> **Task goal**: Word for word, print each line of the listing below; pictures stay out.

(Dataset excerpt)
►

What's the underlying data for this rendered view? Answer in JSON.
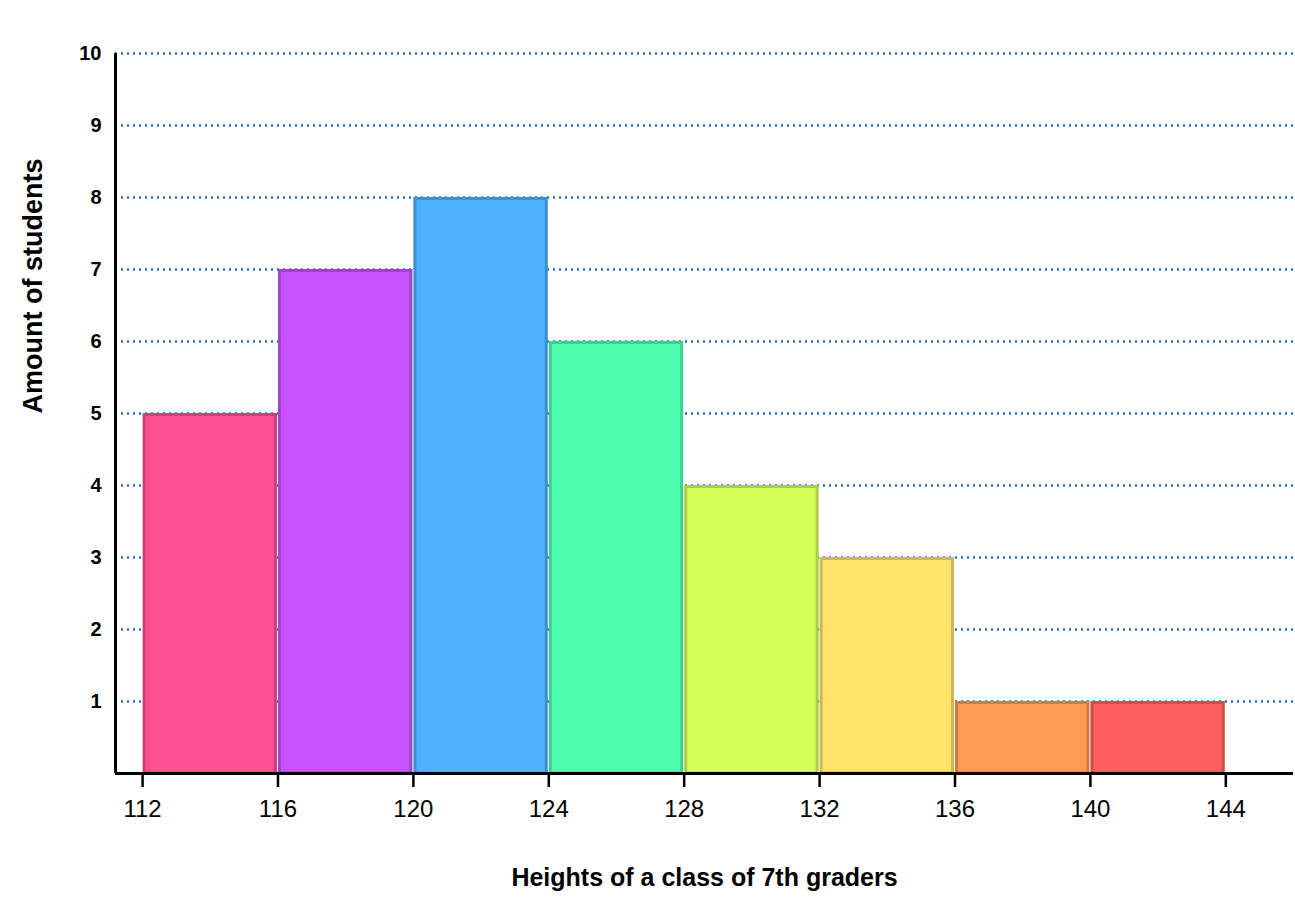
{
  "chart_data": {
    "type": "histogram",
    "x_label": "Heights of a class of 7th graders",
    "y_label": "Amount of students",
    "bins": [
      112,
      116,
      120,
      124,
      128,
      132,
      136,
      140,
      144
    ],
    "values": [
      5,
      7,
      8,
      6,
      4,
      3,
      1,
      1
    ],
    "colors": [
      "#ff4f93",
      "#c653ff",
      "#4db1ff",
      "#4fffb0",
      "#d4ff57",
      "#ffe36a",
      "#ff9a55",
      "#ff5f5f"
    ],
    "xlim": [
      111.2,
      146
    ],
    "xticks": [
      112,
      116,
      120,
      124,
      128,
      132,
      136,
      140,
      144
    ],
    "ylim": [
      0,
      10
    ],
    "yticks": [
      1,
      2,
      3,
      4,
      5,
      6,
      7,
      8,
      9,
      10
    ],
    "grid": true
  }
}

◄

> **Exercise output**:
What's the underlying data for this rendered view? Answer in JSON.
{
  "chart_data": {
    "type": "histogram",
    "x_label": "Heights of a class of 7th graders",
    "y_label": "Amount of students",
    "bins": [
      112,
      116,
      120,
      124,
      128,
      132,
      136,
      140,
      144
    ],
    "values": [
      5,
      7,
      8,
      6,
      4,
      3,
      1,
      1
    ],
    "colors": [
      "#ff4f93",
      "#c653ff",
      "#4db1ff",
      "#4fffb0",
      "#d4ff57",
      "#ffe36a",
      "#ff9a55",
      "#ff5f5f"
    ],
    "xlim": [
      111.2,
      146
    ],
    "xticks": [
      112,
      116,
      120,
      124,
      128,
      132,
      136,
      140,
      144
    ],
    "ylim": [
      0,
      10
    ],
    "yticks": [
      1,
      2,
      3,
      4,
      5,
      6,
      7,
      8,
      9,
      10
    ],
    "grid": true
  }
}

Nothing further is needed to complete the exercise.